▶ [PROBLEM TO WORK ON]:
Give the records back in full, exactly as they read.

:: RAW RECORDS ::

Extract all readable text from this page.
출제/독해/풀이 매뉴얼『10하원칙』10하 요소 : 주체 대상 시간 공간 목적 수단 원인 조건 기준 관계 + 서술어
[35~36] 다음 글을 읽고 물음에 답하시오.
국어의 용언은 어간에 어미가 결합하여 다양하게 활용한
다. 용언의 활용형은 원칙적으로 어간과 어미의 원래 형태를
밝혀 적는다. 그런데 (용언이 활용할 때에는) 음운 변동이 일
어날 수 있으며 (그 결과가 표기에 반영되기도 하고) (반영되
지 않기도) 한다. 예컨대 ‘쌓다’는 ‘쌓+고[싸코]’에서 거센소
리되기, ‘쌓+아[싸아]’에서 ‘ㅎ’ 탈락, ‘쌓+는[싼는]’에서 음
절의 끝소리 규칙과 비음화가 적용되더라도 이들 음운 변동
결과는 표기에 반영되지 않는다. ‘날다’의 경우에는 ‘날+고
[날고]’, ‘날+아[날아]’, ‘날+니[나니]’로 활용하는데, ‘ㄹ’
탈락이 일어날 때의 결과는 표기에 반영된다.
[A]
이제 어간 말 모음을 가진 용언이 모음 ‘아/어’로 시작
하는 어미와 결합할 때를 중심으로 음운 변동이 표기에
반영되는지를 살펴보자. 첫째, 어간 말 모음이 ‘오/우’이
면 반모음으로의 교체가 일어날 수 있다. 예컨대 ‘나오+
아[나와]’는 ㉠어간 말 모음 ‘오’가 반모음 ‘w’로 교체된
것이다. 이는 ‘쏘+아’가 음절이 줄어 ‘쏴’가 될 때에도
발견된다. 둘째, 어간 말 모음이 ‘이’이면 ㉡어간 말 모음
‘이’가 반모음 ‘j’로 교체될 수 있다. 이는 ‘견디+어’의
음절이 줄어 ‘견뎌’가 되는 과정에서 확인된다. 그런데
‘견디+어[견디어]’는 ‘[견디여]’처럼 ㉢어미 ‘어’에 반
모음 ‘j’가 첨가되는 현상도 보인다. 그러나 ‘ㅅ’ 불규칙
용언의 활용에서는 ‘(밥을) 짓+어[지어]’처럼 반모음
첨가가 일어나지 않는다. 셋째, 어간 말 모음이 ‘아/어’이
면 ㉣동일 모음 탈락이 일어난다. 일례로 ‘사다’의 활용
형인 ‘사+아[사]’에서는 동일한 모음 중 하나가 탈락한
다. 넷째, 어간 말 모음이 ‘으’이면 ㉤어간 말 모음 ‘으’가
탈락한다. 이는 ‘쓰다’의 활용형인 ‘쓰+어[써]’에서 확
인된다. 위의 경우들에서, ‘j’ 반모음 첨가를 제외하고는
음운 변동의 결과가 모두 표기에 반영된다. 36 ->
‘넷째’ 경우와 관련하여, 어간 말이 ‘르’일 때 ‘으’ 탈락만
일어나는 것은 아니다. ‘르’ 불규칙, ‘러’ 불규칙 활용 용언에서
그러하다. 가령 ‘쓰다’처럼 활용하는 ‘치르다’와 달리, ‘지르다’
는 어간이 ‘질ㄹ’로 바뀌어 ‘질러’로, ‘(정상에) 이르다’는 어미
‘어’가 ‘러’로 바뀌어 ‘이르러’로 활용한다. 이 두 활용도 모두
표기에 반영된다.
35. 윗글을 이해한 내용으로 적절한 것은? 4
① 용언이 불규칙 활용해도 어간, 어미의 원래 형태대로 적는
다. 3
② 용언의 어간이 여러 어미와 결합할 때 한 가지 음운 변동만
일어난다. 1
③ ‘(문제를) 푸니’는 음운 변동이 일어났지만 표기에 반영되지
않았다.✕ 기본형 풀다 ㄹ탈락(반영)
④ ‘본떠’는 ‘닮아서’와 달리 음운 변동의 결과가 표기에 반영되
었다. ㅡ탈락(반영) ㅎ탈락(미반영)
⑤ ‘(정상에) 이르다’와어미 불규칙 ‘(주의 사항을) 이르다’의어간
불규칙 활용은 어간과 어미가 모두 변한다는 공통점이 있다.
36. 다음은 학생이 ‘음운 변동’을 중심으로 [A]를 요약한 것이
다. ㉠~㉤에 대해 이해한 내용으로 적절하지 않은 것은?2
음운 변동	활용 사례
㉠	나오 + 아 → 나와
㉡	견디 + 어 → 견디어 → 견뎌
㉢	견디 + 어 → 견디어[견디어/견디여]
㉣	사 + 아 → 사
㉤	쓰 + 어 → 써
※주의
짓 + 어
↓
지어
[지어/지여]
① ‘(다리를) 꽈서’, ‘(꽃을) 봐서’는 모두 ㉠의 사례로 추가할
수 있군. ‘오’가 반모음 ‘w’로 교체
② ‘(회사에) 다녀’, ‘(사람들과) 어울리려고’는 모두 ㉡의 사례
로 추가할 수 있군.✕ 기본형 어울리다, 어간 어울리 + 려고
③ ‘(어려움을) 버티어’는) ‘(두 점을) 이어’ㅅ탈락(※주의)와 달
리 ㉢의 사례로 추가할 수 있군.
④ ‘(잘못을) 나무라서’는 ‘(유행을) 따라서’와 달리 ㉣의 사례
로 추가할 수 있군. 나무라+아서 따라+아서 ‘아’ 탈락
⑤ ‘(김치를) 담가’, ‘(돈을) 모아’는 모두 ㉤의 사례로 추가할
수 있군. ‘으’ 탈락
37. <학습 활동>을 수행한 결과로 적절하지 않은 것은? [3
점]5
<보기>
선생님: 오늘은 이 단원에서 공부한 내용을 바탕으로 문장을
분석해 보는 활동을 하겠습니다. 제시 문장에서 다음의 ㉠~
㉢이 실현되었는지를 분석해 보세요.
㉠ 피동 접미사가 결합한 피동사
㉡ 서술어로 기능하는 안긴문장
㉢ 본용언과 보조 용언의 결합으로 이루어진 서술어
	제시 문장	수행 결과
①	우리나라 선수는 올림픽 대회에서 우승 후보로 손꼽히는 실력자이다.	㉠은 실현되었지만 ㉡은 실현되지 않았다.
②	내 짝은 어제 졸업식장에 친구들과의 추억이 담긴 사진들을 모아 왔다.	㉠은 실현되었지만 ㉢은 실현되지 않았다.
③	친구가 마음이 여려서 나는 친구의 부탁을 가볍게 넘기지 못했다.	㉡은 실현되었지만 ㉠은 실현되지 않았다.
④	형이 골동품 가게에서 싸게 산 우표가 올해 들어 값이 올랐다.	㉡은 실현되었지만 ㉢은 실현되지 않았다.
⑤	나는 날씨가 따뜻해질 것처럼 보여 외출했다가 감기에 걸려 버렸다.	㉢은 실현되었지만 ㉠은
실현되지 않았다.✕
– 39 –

:::

▶ [RESULT OF THIS EXERCISE]:
Extract all readable text from this page.
출제/독해/풀이 매뉴얼『10하원칙』10하 요소 : 주체 대상 시간 공간 목적 수단 원인 조건 기준 관계 + 서술어
[35~36] 다음 글을 읽고 물음에 답하시오.
국어의 용언은 어간에 어미가 결합하여 다양하게 활용한
다. 용언의 활용형은 원칙적으로 어간과 어미의 원래 형태를
밝혀 적는다. 그런데 (용언이 활용할 때에는) 음운 변동이 일
어날 수 있으며 (그 결과가 표기에 반영되기도 하고) (반영되
지 않기도) 한다. 예컨대 ‘쌓다’는 ‘쌓+고[싸코]’에서 거센소
리되기, ‘쌓+아[싸아]’에서 ‘ㅎ’ 탈락, ‘쌓+는[싼는]’에서 음
절의 끝소리 규칙과 비음화가 적용되더라도 이들 음운 변동
결과는 표기에 반영되지 않는다. ‘날다’의 경우에는 ‘날+고
[날고]’, ‘날+아[날아]’, ‘날+니[나니]’로 활용하는데, ‘ㄹ’
탈락이 일어날 때의 결과는 표기에 반영된다.
[A]
이제 어간 말 모음을 가진 용언이 모음 ‘아/어’로 시작
하는 어미와 결합할 때를 중심으로 음운 변동이 표기에
반영되는지를 살펴보자. 첫째, 어간 말 모음이 ‘오/우’이
면 반모음으로의 교체가 일어날 수 있다. 예컨대 ‘나오+
아[나와]’는 ㉠어간 말 모음 ‘오’가 반모음 ‘w’로 교체된
것이다. 이는 ‘쏘+아’가 음절이 줄어 ‘쏴’가 될 때에도
발견된다. 둘째, 어간 말 모음이 ‘이’이면 ㉡어간 말 모음
‘이’가 반모음 ‘j’로 교체될 수 있다. 이는 ‘견디+어’의
음절이 줄어 ‘견뎌’가 되는 과정에서 확인된다. 그런데
‘견디+어[견디어]’는 ‘[견디여]’처럼 ㉢어미 ‘어’에 반
모음 ‘j’가 첨가되는 현상도 보인다. 그러나 ‘ㅅ’ 불규칙
용언의 활용에서는 ‘(밥을) 짓+어[지어]’처럼 반모음
첨가가 일어나지 않는다. 셋째, 어간 말 모음이 ‘아/어’이
면 ㉣동일 모음 탈락이 일어난다. 일례로 ‘사다’의 활용
형인 ‘사+아[사]’에서는 동일한 모음 중 하나가 탈락한
다. 넷째, 어간 말 모음이 ‘으’이면 ㉤어간 말 모음 ‘으’가
탈락한다. 이는 ‘쓰다’의 활용형인 ‘쓰+어[써]’에서 확
인된다. 위의 경우들에서, ‘j’ 반모음 첨가를 제외하고는
음운 변동의 결과가 모두 표기에 반영된다. 36 ->
‘넷째’ 경우와 관련하여, 어간 말이 ‘르’일 때 ‘으’ 탈락만
일어나는 것은 아니다. ‘르’ 불규칙, ‘러’ 불규칙 활용 용언에서
그러하다. 가령 ‘쓰다’처럼 활용하는 ‘치르다’와 달리, ‘지르다’
는 어간이 ‘질ㄹ’로 바뀌어 ‘질러’로, ‘(정상에) 이르다’는 어미
‘어’가 ‘러’로 바뀌어 ‘이르러’로 활용한다. 이 두 활용도 모두
표기에 반영된다.
35. 윗글을 이해한 내용으로 적절한 것은? 4
① 용언이 불규칙 활용해도 어간, 어미의 원래 형태대로 적는
다. 3
② 용언의 어간이 여러 어미와 결합할 때 한 가지 음운 변동만
일어난다. 1
③ ‘(문제를) 푸니’는 음운 변동이 일어났지만 표기에 반영되지
않았다.✕ 기본형 풀다 ㄹ탈락(반영)
④ ‘본떠’는 ‘닮아서’와 달리 음운 변동의 결과가 표기에 반영되
었다. ㅡ탈락(반영) ㅎ탈락(미반영)
⑤ ‘(정상에) 이르다’와어미 불규칙 ‘(주의 사항을) 이르다’의어간
불규칙 활용은 어간과 어미가 모두 변한다는 공통점이 있다.
36. 다음은 학생이 ‘음운 변동’을 중심으로 [A]를 요약한 것이
다. ㉠~㉤에 대해 이해한 내용으로 적절하지 않은 것은?2
음운 변동	활용 사례
㉠	나오 + 아 → 나와
㉡	견디 + 어 → 견디어 → 견뎌
㉢	견디 + 어 → 견디어[견디어/견디여]
㉣	사 + 아 → 사
㉤	쓰 + 어 → 써
※주의
짓 + 어
↓
지어
[지어/지여]
① ‘(다리를) 꽈서’, ‘(꽃을) 봐서’는 모두 ㉠의 사례로 추가할
수 있군. ‘오’가 반모음 ‘w’로 교체
② ‘(회사에) 다녀’, ‘(사람들과) 어울리려고’는 모두 ㉡의 사례
로 추가할 수 있군.✕ 기본형 어울리다, 어간 어울리 + 려고
③ ‘(어려움을) 버티어’는) ‘(두 점을) 이어’ㅅ탈락(※주의)와 달
리 ㉢의 사례로 추가할 수 있군.
④ ‘(잘못을) 나무라서’는 ‘(유행을) 따라서’와 달리 ㉣의 사례
로 추가할 수 있군. 나무라+아서 따라+아서 ‘아’ 탈락
⑤ ‘(김치를) 담가’, ‘(돈을) 모아’는 모두 ㉤의 사례로 추가할
수 있군. ‘으’ 탈락
37. <학습 활동>을 수행한 결과로 적절하지 않은 것은? [3
점]5
<보기>
선생님: 오늘은 이 단원에서 공부한 내용을 바탕으로 문장을
분석해 보는 활동을 하겠습니다. 제시 문장에서 다음의 ㉠~
㉢이 실현되었는지를 분석해 보세요.
㉠ 피동 접미사가 결합한 피동사
㉡ 서술어로 기능하는 안긴문장
㉢ 본용언과 보조 용언의 결합으로 이루어진 서술어
	제시 문장	수행 결과
①	우리나라 선수는 올림픽 대회에서 우승 후보로 손꼽히는 실력자이다.	㉠은 실현되었지만 ㉡은 실현되지 않았다.
②	내 짝은 어제 졸업식장에 친구들과의 추억이 담긴 사진들을 모아 왔다.	㉠은 실현되었지만 ㉢은 실현되지 않았다.
③	친구가 마음이 여려서 나는 친구의 부탁을 가볍게 넘기지 못했다.	㉡은 실현되었지만 ㉠은 실현되지 않았다.
④	형이 골동품 가게에서 싸게 산 우표가 올해 들어 값이 올랐다.	㉡은 실현되었지만 ㉢은 실현되지 않았다.
⑤	나는 날씨가 따뜻해질 것처럼 보여 외출했다가 감기에 걸려 버렸다.	㉢은 실현되었지만 ㉠은
실현되지 않았다.✕
– 39 –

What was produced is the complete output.